═════ RECORDS TO PROCESS
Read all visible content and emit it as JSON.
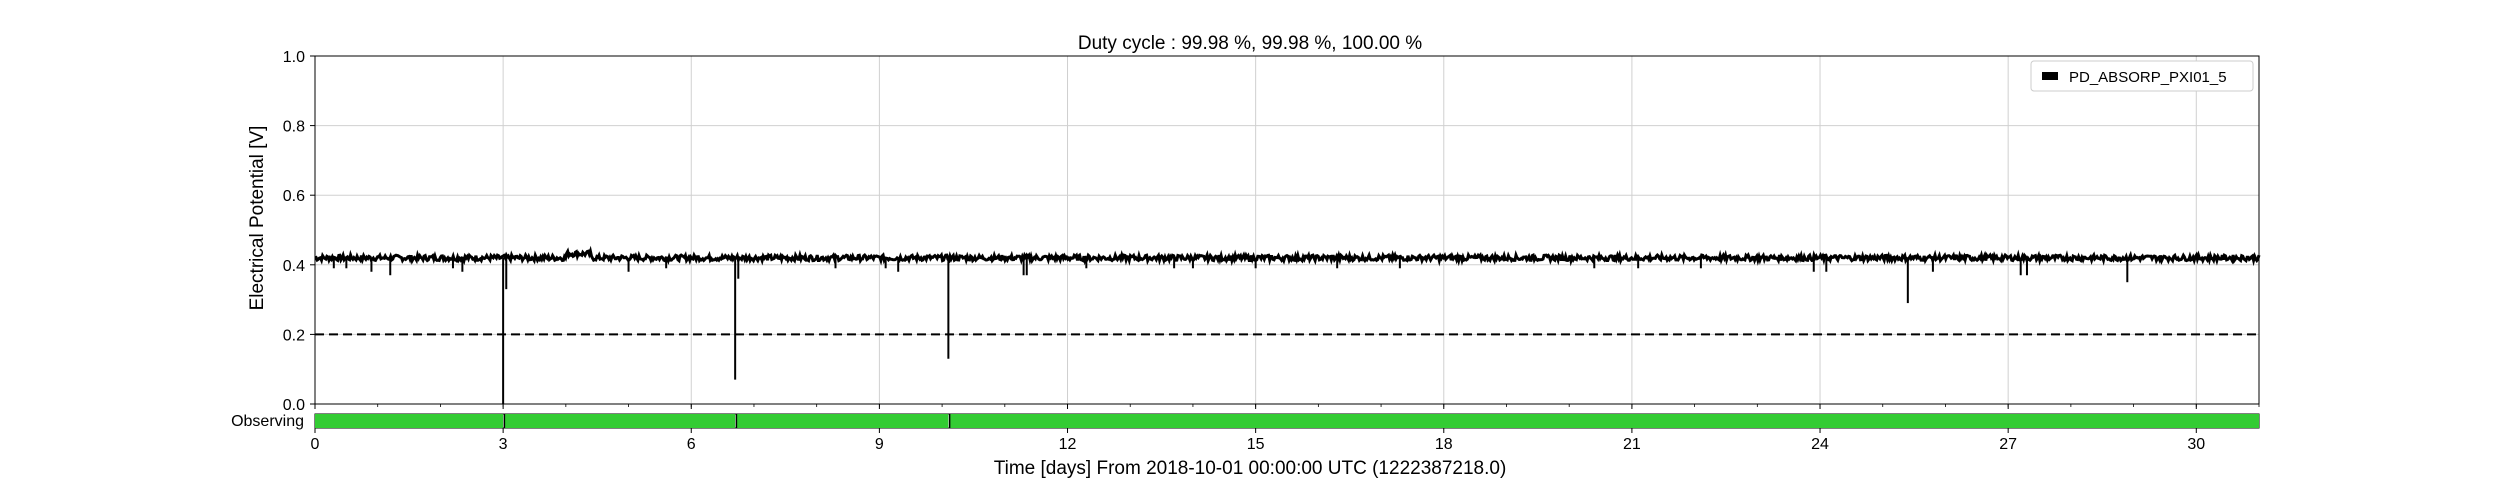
{
  "chart_data": {
    "type": "line",
    "title": "Duty cycle : 99.98 %, 99.98 %, 100.00 %",
    "xlabel": "Time [days] From 2018-10-01 00:00:00 UTC (1222387218.0)",
    "ylabel": "Electrical Potential [V]",
    "xlim": [
      0,
      31
    ],
    "ylim": [
      0,
      1.0
    ],
    "x_ticks": [
      "0",
      "3",
      "6",
      "9",
      "12",
      "15",
      "18",
      "21",
      "24",
      "27",
      "30"
    ],
    "y_ticks": [
      "0.0",
      "0.2",
      "0.4",
      "0.6",
      "0.8",
      "1.0"
    ],
    "grid": true,
    "legend_position": "top-right",
    "series": [
      {
        "name": "PD_ABSORP_PXI01_5",
        "color": "#000000",
        "baseline": 0.42,
        "dips": [
          {
            "x": 0.3,
            "y": 0.39
          },
          {
            "x": 0.5,
            "y": 0.39
          },
          {
            "x": 0.9,
            "y": 0.38
          },
          {
            "x": 1.2,
            "y": 0.37
          },
          {
            "x": 2.2,
            "y": 0.39
          },
          {
            "x": 2.35,
            "y": 0.38
          },
          {
            "x": 3.0,
            "y": 0.0
          },
          {
            "x": 3.05,
            "y": 0.33
          },
          {
            "x": 5.0,
            "y": 0.38
          },
          {
            "x": 5.6,
            "y": 0.39
          },
          {
            "x": 6.7,
            "y": 0.07
          },
          {
            "x": 6.75,
            "y": 0.36
          },
          {
            "x": 8.3,
            "y": 0.39
          },
          {
            "x": 9.1,
            "y": 0.39
          },
          {
            "x": 9.3,
            "y": 0.38
          },
          {
            "x": 10.1,
            "y": 0.13
          },
          {
            "x": 11.3,
            "y": 0.37
          },
          {
            "x": 11.35,
            "y": 0.37
          },
          {
            "x": 12.3,
            "y": 0.39
          },
          {
            "x": 13.7,
            "y": 0.39
          },
          {
            "x": 14.0,
            "y": 0.39
          },
          {
            "x": 15.0,
            "y": 0.39
          },
          {
            "x": 16.3,
            "y": 0.39
          },
          {
            "x": 17.3,
            "y": 0.39
          },
          {
            "x": 20.4,
            "y": 0.39
          },
          {
            "x": 21.1,
            "y": 0.39
          },
          {
            "x": 22.1,
            "y": 0.39
          },
          {
            "x": 23.9,
            "y": 0.38
          },
          {
            "x": 24.1,
            "y": 0.38
          },
          {
            "x": 25.4,
            "y": 0.29
          },
          {
            "x": 25.8,
            "y": 0.38
          },
          {
            "x": 27.2,
            "y": 0.37
          },
          {
            "x": 27.3,
            "y": 0.37
          },
          {
            "x": 28.9,
            "y": 0.35
          }
        ]
      }
    ],
    "threshold": {
      "y": 0.2,
      "style": "dashed",
      "color": "#000000"
    },
    "segments": {
      "label": "Observing",
      "color": "#33cc33",
      "intervals": [
        [
          0,
          3.0
        ],
        [
          3.02,
          6.7
        ],
        [
          6.72,
          10.1
        ],
        [
          10.12,
          31
        ]
      ]
    }
  }
}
══════════
Give only the number of lines in the records that include the word "color".

§ CORRECT RESPONSE:
3